"""
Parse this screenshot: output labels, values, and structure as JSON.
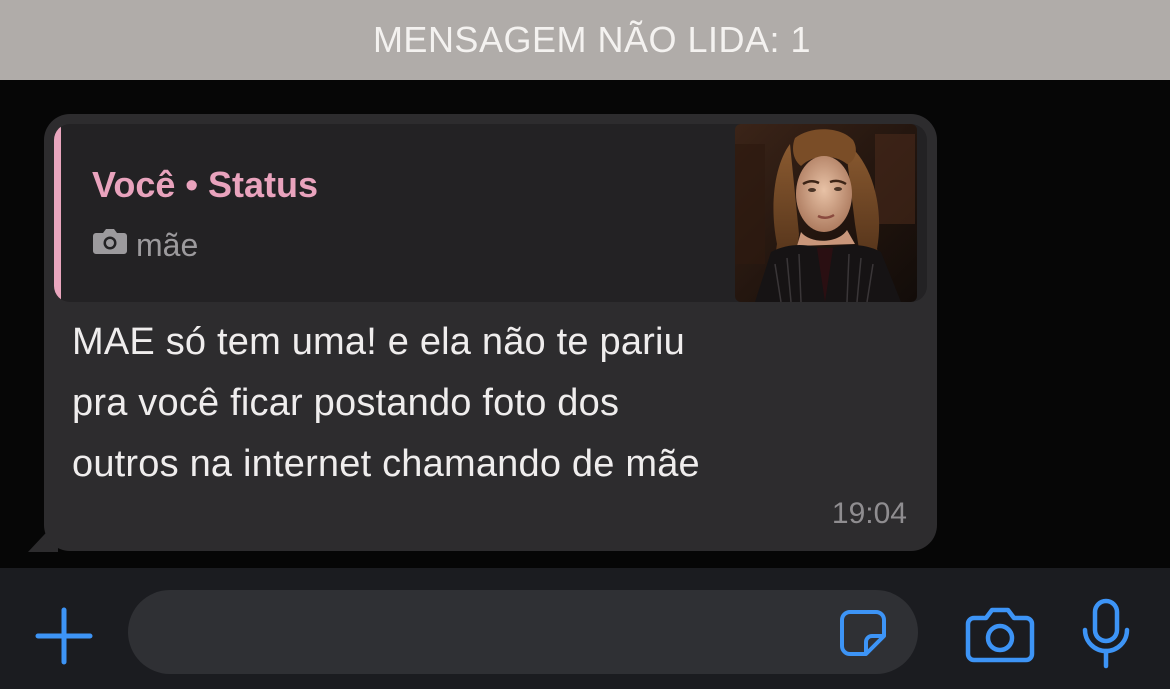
{
  "banner": {
    "text": "MENSAGEM NÃO LIDA: 1"
  },
  "message": {
    "quote": {
      "author": "Você • Status",
      "caption": "mãe",
      "caption_icon": "camera-icon",
      "accent_color": "#e9a3bd",
      "thumbnail": "photo-thumbnail"
    },
    "lines": [
      "MAE só tem uma! e ela não te pariu",
      "pra você ficar postando foto dos",
      "outros na internet chamando de mãe"
    ],
    "time": "19:04"
  },
  "composer": {
    "input_value": "",
    "placeholder": "",
    "icons": {
      "add": "plus-icon",
      "sticker": "sticker-icon",
      "camera": "camera-icon",
      "mic": "microphone-icon"
    },
    "accent_color": "#3d94f6"
  }
}
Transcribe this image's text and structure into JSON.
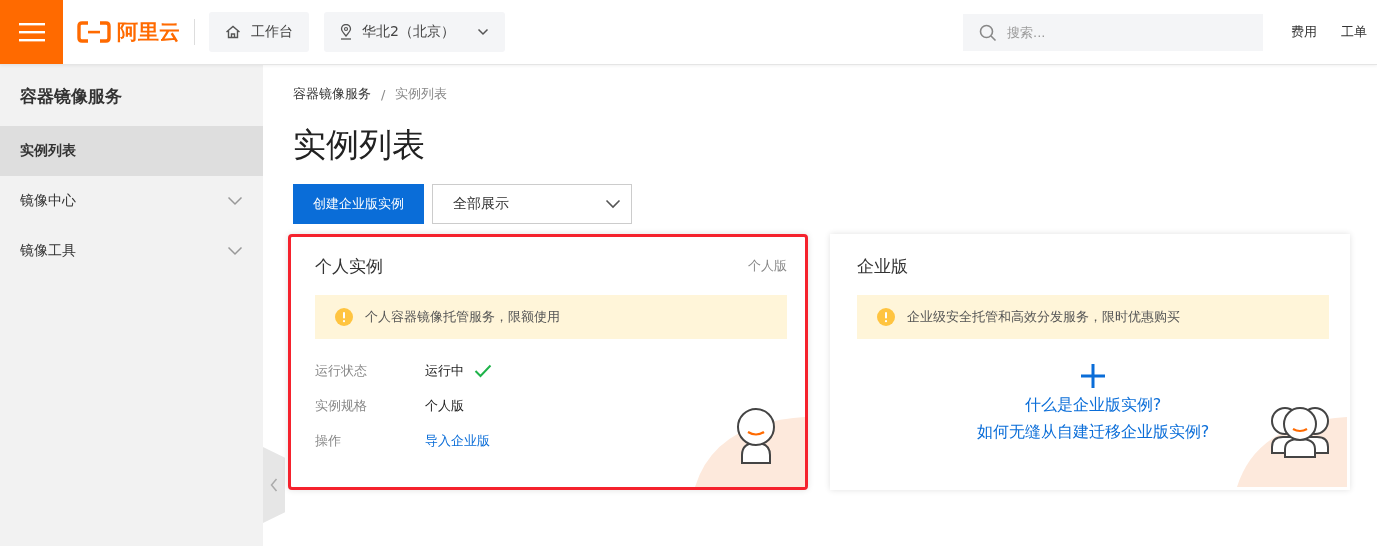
{
  "header": {
    "logo_text": "阿里云",
    "workbench": "工作台",
    "region": "华北2（北京）",
    "search": {
      "placeholder": "搜索..."
    },
    "links": [
      "费用",
      "工单"
    ]
  },
  "sidebar": {
    "title": "容器镜像服务",
    "items": [
      {
        "label": "实例列表",
        "selected": true,
        "kind": "link"
      },
      {
        "label": "镜像中心",
        "selected": false,
        "kind": "group",
        "expanded": false
      },
      {
        "label": "镜像工具",
        "selected": false,
        "kind": "group",
        "expanded": false
      }
    ]
  },
  "breadcrumb": [
    "容器镜像服务",
    "实例列表"
  ],
  "breadcrumb_separator": "/",
  "page_title": "实例列表",
  "create_button": "创建企业版实例",
  "filter": {
    "value": "全部展示"
  },
  "cards": [
    {
      "kind": "instance",
      "title": "个人实例",
      "tag": "个人版",
      "notice": "个人容器镜像托管服务，限额使用",
      "highlighted": true,
      "fields": [
        {
          "label": "运行状态",
          "value": "运行中",
          "kind": "status"
        },
        {
          "label": "实例规格",
          "value": "个人版",
          "kind": "text"
        },
        {
          "label": "操作",
          "value": "导入企业版",
          "kind": "link"
        }
      ]
    },
    {
      "kind": "promo",
      "title": "企业版",
      "notice": "企业级安全托管和高效分发服务，限时优惠购买",
      "highlighted": false,
      "links": [
        "什么是企业版实例?",
        "如何无缝从自建迁移企业版实例?"
      ]
    }
  ]
}
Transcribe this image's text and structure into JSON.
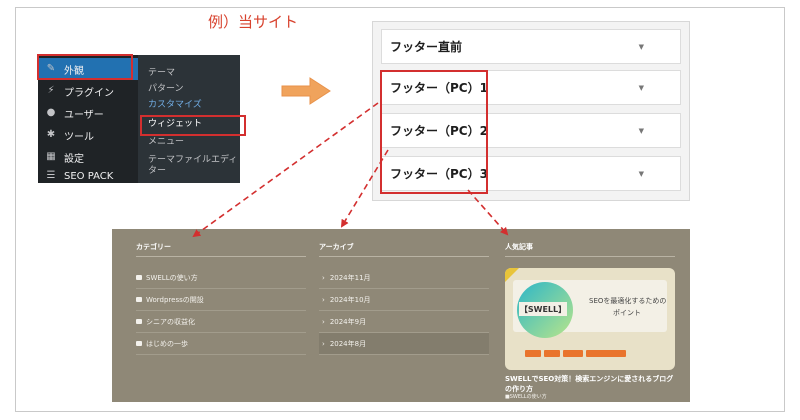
{
  "example_title": "例）当サイト",
  "wp_menu": {
    "items": [
      {
        "label": "外観",
        "icon": "paintbrush-icon",
        "active": true
      },
      {
        "label": "プラグイン",
        "icon": "plug-icon"
      },
      {
        "label": "ユーザー",
        "icon": "user-icon"
      },
      {
        "label": "ツール",
        "icon": "wrench-icon"
      },
      {
        "label": "設定",
        "icon": "settings-icon"
      },
      {
        "label": "SEO PACK",
        "icon": "list-icon"
      }
    ],
    "submenu": [
      "テーマ",
      "パターン",
      "カスタマイズ",
      "ウィジェット",
      "メニュー",
      "テーマファイルエディ",
      "ター"
    ]
  },
  "widget_areas": [
    "フッター直前",
    "フッター（PC）1",
    "フッター（PC）2",
    "フッター（PC）3"
  ],
  "footer": {
    "categories": {
      "heading": "カテゴリー",
      "items": [
        "SWELLの使い方",
        "Wordpressの開設",
        "シニアの収益化",
        "はじめの一歩"
      ]
    },
    "archive": {
      "heading": "アーカイブ",
      "items": [
        "2024年11月",
        "2024年10月",
        "2024年9月",
        "2024年8月"
      ]
    },
    "popular": {
      "heading": "人気記事",
      "thumb_label": "【SWELL】",
      "thumb_text_1": "SEOを最適化するための",
      "thumb_text_2": "ポイント",
      "post_title": "SWELLでSEO対策！検索エンジンに愛されるブログの作り方",
      "post_category": "SWELLの使い方"
    }
  },
  "colors": {
    "accent_red": "#d32f2f",
    "footer_bg": "#8f8877",
    "wp_active": "#2271b1",
    "arrow_orange": "#f0a35c"
  }
}
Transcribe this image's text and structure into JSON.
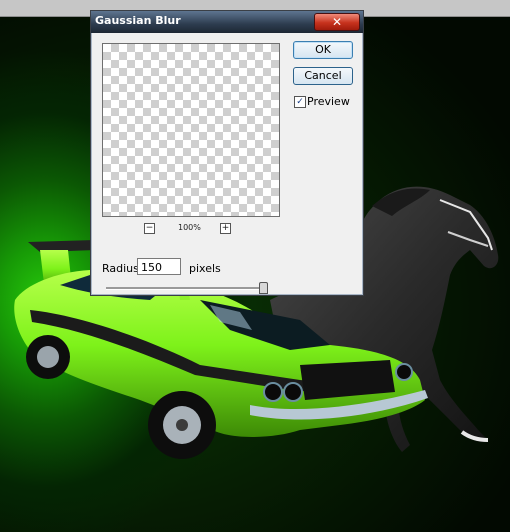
"""
The records above must be transcribed exactly. Pictures are left out of the copy.

## [Answer in full]
Parse this screenshot: output labels, values, and structure as JSON.
{
  "banner": {
    "text": "MENSAGEM NÃO LIDA: 1"
  },
  "message": {
    "quote": {
      "author": "Você • Status",
      "caption": "mãe",
      "caption_icon": "camera-icon",
      "accent_color": "#e9a3bd",
      "thumbnail": "photo-thumbnail"
    },
    "lines": [
      "MAE só tem uma! e ela não te pariu",
      "pra você ficar postando foto dos",
      "outros na internet chamando de mãe"
    ],
    "time": "19:04"
  },
  "composer": {
    "input_value": "",
    "placeholder": "",
    "icons": {
      "add": "plus-icon",
      "sticker": "sticker-icon",
      "camera": "camera-icon",
      "mic": "microphone-icon"
    },
    "accent_color": "#3d94f6"
  }
}
Transcribe this image's text and structure into JSON.
{
  "header": {
    "logo_text": "阿里云",
    "workbench": "工作台",
    "region": "华北2（北京）",
    "search": {
      "placeholder": "搜索..."
    },
    "links": [
      "费用",
      "工单"
    ]
  },
  "sidebar": {
    "title": "容器镜像服务",
    "items": [
      {
        "label": "实例列表",
        "selected": true,
        "kind": "link"
      },
      {
        "label": "镜像中心",
        "selected": false,
        "kind": "group",
        "expanded": false
      },
      {
        "label": "镜像工具",
        "selected": false,
        "kind": "group",
        "expanded": false
      }
    ]
  },
  "breadcrumb": [
    "容器镜像服务",
    "实例列表"
  ],
  "breadcrumb_separator": "/",
  "page_title": "实例列表",
  "create_button": "创建企业版实例",
  "filter": {
    "value": "全部展示"
  },
  "cards": [
    {
      "kind": "instance",
      "title": "个人实例",
      "tag": "个人版",
      "notice": "个人容器镜像托管服务，限额使用",
      "highlighted": true,
      "fields": [
        {
          "label": "运行状态",
          "value": "运行中",
          "kind": "status"
        },
        {
          "label": "实例规格",
          "value": "个人版",
          "kind": "text"
        },
        {
          "label": "操作",
          "value": "导入企业版",
          "kind": "link"
        }
      ]
    },
    {
      "kind": "promo",
      "title": "企业版",
      "notice": "企业级安全托管和高效分发服务，限时优惠购买",
      "highlighted": false,
      "links": [
        "什么是企业版实例?",
        "如何无缝从自建迁移企业版实例?"
      ]
    }
  ]
}
Transcribe this image's text and structure into JSON.
{
  "example_title": "例）当サイト",
  "wp_menu": {
    "items": [
      {
        "label": "外観",
        "icon": "paintbrush-icon",
        "active": true
      },
      {
        "label": "プラグイン",
        "icon": "plug-icon"
      },
      {
        "label": "ユーザー",
        "icon": "user-icon"
      },
      {
        "label": "ツール",
        "icon": "wrench-icon"
      },
      {
        "label": "設定",
        "icon": "settings-icon"
      },
      {
        "label": "SEO PACK",
        "icon": "list-icon"
      }
    ],
    "submenu": [
      "テーマ",
      "パターン",
      "カスタマイズ",
      "ウィジェット",
      "メニュー",
      "テーマファイルエディ",
      "ター"
    ]
  },
  "widget_areas": [
    "フッター直前",
    "フッター（PC）1",
    "フッター（PC）2",
    "フッター（PC）3"
  ],
  "footer": {
    "categories": {
      "heading": "カテゴリー",
      "items": [
        "SWELLの使い方",
        "Wordpressの開設",
        "シニアの収益化",
        "はじめの一歩"
      ]
    },
    "archive": {
      "heading": "アーカイブ",
      "items": [
        "2024年11月",
        "2024年10月",
        "2024年9月",
        "2024年8月"
      ]
    },
    "popular": {
      "heading": "人気記事",
      "thumb_label": "【SWELL】",
      "thumb_text_1": "SEOを最適化するための",
      "thumb_text_2": "ポイント",
      "post_title": "SWELLでSEO対策！検索エンジンに愛されるブログの作り方",
      "post_category": "SWELLの使い方"
    }
  },
  "colors": {
    "accent_red": "#d32f2f",
    "footer_bg": "#8f8877",
    "wp_active": "#2271b1",
    "arrow_orange": "#f0a35c"
  }
}
Transcribe this image's text and structure into JSON.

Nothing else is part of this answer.